引用文本:
──────────────────────────────

在这项工作中，我们提出了一个用于视觉识别的普适深度卷积神经网络转换单元。这种转换显式地用可解释的控制变量建模通道关系。这些变量决定了神经元的竞争或合作行为，并与卷积权值共同优化，以获得更准确的识别。在挤压-激励(SE)网络中，信道关系由全连接层隐式学习，SE块在块级集成。我们引入信道归一化层来减少参数的数量和计算复杂度。这个轻量级层包含一个简单的ℓ2规范化，使我们的转换单元可以适用于操作符级别，而不需要增加太多额外的参数。大量的实验证明了我们的单元在许多视觉任务上的有效性，例如ImageNet上的图像分类，COCO上的对象检测和实例分割，Kinetics上的视频分类。

1. GCT

本文提出了一种用于高效、通道级的上下文建模的门控通道变换——GCT。GCT采用一种归一化的方法来建立渠道之间的竞争或合作关系。值得注意的是，归一化操作是无参数的。为了使GCT具有可学习性，本文设计了一个全局上下文嵌入算子，它嵌入全局上下文，并在归一化之前控制每个信道的权值;设计了一个门控自适应算子，它根据归一化的输出在通道上调整输入特征。
GCT模块包括三个部分：Global Context Embedding， Channel Normalization, Gating Adaptation

Global Context Embedding：与SE模块不同，GCT模块没有采用全局池化 (GAP) 的方式，因为在某些情况下GAP会失效。比如在某些应用中会使用 instance normalization，会固定各个通道的均值，这样得到的结果向量就会变成常量。因此，本文使用L2 norm 进行global context embeding：
$s_{c}=\alpha_{c}\left\|x_{c}\right\|_{2}=\alpha_{c}\left\{\left[\sum_{i=1}^{H} \sum_{j=1}^{W}\left(x_{c}^{i, j}\right)^{2}\right]+\epsilon\right\}^{\frac{1}{2}}$
Channel Normalization：使用ℓ2归一化跨通道操作，来模拟神经元或通道之间的竞争关系：
$\hat{s}_{c}=\frac{\sqrt{C} s_{c}}{\|\mathbf{s}\|_{2}}=\frac{\sqrt{C} s_{c}}{\left[\left(\sum_{c=1}^{C} s_{c}^{2}\right)+\epsilon\right]^{\frac{1}{2}}}$
Gating Adaptation：通过引入门控机制，GCT在训练过程中既竞争又合作，这里设计了权重 $\gamma$ 和偏置 $\beta$ 来控制通道特征是否激活。当一个通道的特征权重 $\gamma_{c}$ 被正激活，GCT将促进这个通道的特征和其它通道的特征“竞争”。当一个通道的特征 $\gamma_{c}$ 被负激活，GCT将促进这个通道的特征和其它通道的特征“合作”。
$\hat{x}_{c}=x_{c}\left[1+\tanh \left(\gamma_{c} \hat{s}_{c}+\beta_{c}\right)\right]$

2. 代码复现

2.1 下载并导入所需要的包

!pip install paddlex

%matplotlib inline
import paddle
import paddle.fluid as fluid
import numpy as np
import matplotlib.pyplot as plt
from paddle.vision.datasets import Cifar10
from paddle.vision.transforms import Transpose
from paddle.io import Dataset, DataLoader
from paddle import nn
import paddle.nn.functional as F
import paddle.vision.transforms as transforms
import os
import matplotlib.pyplot as plt
from matplotlib.pyplot import figure
import paddlex
from paddle import ParamAttr

2.2 创建数据集

train_tfm = transforms.Compose([
    transforms.Resize((130, 130)),
    transforms.ColorJitter(brightness=0.2,contrast=0.2, saturation=0.2),
    paddlex.transforms.MixupImage(),
    transforms.RandomResizedCrop(128, scale=(0.6, 1.0)),
    transforms.RandomHorizontalFlip(0.5),
    transforms.RandomRotation(20),
    transforms.ToTensor(),
    transforms.Normalize(mean=(0.485, 0.456, 0.406), std=(0.229, 0.224, 0.225)),
])

──────────────────────────────

条目:
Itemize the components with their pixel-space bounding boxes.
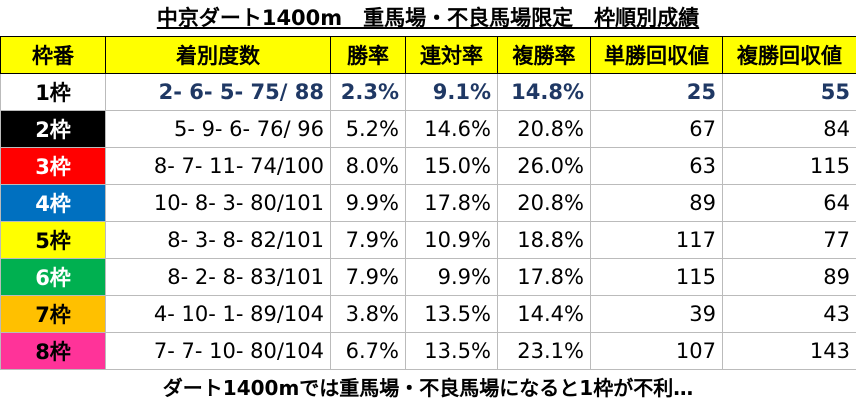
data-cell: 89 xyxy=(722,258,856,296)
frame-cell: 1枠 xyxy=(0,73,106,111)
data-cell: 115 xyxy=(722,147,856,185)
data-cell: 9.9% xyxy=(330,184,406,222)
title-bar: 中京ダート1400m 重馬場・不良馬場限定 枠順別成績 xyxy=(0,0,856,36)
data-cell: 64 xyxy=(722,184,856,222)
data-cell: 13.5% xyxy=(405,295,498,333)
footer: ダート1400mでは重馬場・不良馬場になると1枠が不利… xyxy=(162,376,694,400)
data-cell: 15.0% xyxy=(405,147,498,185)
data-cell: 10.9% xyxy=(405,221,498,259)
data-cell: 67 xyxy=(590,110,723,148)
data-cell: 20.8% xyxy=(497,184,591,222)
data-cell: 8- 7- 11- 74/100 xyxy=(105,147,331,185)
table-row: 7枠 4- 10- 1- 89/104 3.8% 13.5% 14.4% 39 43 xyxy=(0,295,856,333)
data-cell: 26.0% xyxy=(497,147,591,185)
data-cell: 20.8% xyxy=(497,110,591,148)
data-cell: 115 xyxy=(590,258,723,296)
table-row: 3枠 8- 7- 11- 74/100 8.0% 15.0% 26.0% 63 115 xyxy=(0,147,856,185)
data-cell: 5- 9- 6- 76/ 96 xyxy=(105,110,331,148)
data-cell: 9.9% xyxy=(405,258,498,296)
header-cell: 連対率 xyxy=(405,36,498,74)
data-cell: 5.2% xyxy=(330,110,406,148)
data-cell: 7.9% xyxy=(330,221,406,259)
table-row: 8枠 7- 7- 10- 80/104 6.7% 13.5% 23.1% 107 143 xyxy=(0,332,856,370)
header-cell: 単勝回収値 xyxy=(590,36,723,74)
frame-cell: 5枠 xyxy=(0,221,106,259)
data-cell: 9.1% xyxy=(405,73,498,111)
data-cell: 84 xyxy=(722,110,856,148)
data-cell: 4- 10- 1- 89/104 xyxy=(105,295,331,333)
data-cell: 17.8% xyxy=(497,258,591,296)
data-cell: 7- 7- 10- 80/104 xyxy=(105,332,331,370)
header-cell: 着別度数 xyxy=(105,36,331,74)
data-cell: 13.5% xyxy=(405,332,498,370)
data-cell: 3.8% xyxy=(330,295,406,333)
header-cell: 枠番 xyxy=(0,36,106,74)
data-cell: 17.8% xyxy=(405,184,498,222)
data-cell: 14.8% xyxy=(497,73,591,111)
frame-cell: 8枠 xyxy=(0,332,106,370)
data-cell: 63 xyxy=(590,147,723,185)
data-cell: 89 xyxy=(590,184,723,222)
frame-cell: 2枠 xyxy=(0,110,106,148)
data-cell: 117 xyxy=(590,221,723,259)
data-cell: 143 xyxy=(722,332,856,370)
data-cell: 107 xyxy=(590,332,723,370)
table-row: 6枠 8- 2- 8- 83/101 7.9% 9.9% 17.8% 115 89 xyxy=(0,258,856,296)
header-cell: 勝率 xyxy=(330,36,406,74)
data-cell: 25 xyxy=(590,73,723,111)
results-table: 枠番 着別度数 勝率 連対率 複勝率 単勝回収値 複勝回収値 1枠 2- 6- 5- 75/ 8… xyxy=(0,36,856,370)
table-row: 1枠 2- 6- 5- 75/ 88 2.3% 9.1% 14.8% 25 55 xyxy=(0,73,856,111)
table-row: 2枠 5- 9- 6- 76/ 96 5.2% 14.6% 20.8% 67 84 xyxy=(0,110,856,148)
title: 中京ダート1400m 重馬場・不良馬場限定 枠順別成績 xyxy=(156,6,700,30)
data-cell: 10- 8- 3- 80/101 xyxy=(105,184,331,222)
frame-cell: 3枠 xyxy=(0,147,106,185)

──────────────────────────────

任务:
[A] 逐字照录GCT一文中从“本文提出了一种用于高效、通道”到“的输出在通道上调整输入特征。”的这一段。
[B] 根据GCT一文，GCT模块做全局上下文嵌入时为什么不用全局池化？用一到三句话作答。
[C] 紧接GCT一文的末尾续写下去。
完成任务用不到这些条目。

答案汇总:
[A]
本文提出了一种用于高效、通道级的上下文建模的门控通道变换——GCT。GCT采用一种归一化的方法来建立渠道之间的竞争或合作关系。值得注意的是，归一化操作是无参数的。为了使GCT具有可学习性，本文设计了一个全局上下文嵌入算子，它嵌入全局上下文，并在归一化之前控制每个信道的权值;设计了一个门控自适应算子，它根据归一化的输出在通道上调整输入特征。

[B] 因为全局池化在某些情况下会失效。比如有些应用会用instance normalization固定各通道的均值，这样池化得到的结果向量就成了常量。所以文中改用L2 norm进行全局上下文嵌入。

[C]
test_tfm = transforms.Compose([
    transforms.Resize((128, 128)),
    transforms.ToTensor(),
    transforms.Normalize(mean=(0.485, 0.456, 0.406), std=(0.229, 0.224, 0.225)),
])

paddle.vision.set_image_backend('cv2')
# 使用Cifar10数据集
train_dataset = Cifar10(data_file='data/data152754/cifar-10-python.tar.gz', mode='train', transform = train_tfm)
val_dataset = Cifar10(data_file='data/data152754/cifar-10-python.tar.gz', mode='test',transform = test_tfm)
print("train_dataset: %d" % len(train_dataset))
print("val_dataset: %d" % len(val_dataset))

train_dataset: 50000
val_dataset: 10000

batch_size=128

train_loader = DataLoader(train_dataset, batch_size=batch_size, shuffle=True, drop_last=True, num_workers=4)
val_loader = DataLoader(val_dataset, batch_size=batch_size, shuffle=False, drop_last=False, num_workers=4)

2.3 标签平滑

class LabelSmoothingCrossEntropy(nn.Layer):
    def __init__(self, smoothing=0.1):
        super().__init__()
        self.smoothing = smoothing

    def forward(self, pred, target):

        confidence = 1. - self.smoothing
        log_probs = F.log_softmax(pred, axis=-1)
        idx = paddle.stack([paddle.arange(log_probs.shape[0]), target], axis=1)
        nll_loss = paddle.gather_nd(-log_probs, index=idx)
        smooth_loss = paddle.mean(-log_probs, axis=-1)
        loss = confidence * nll_loss + self.smoothing * smooth_loss

        return loss.mean()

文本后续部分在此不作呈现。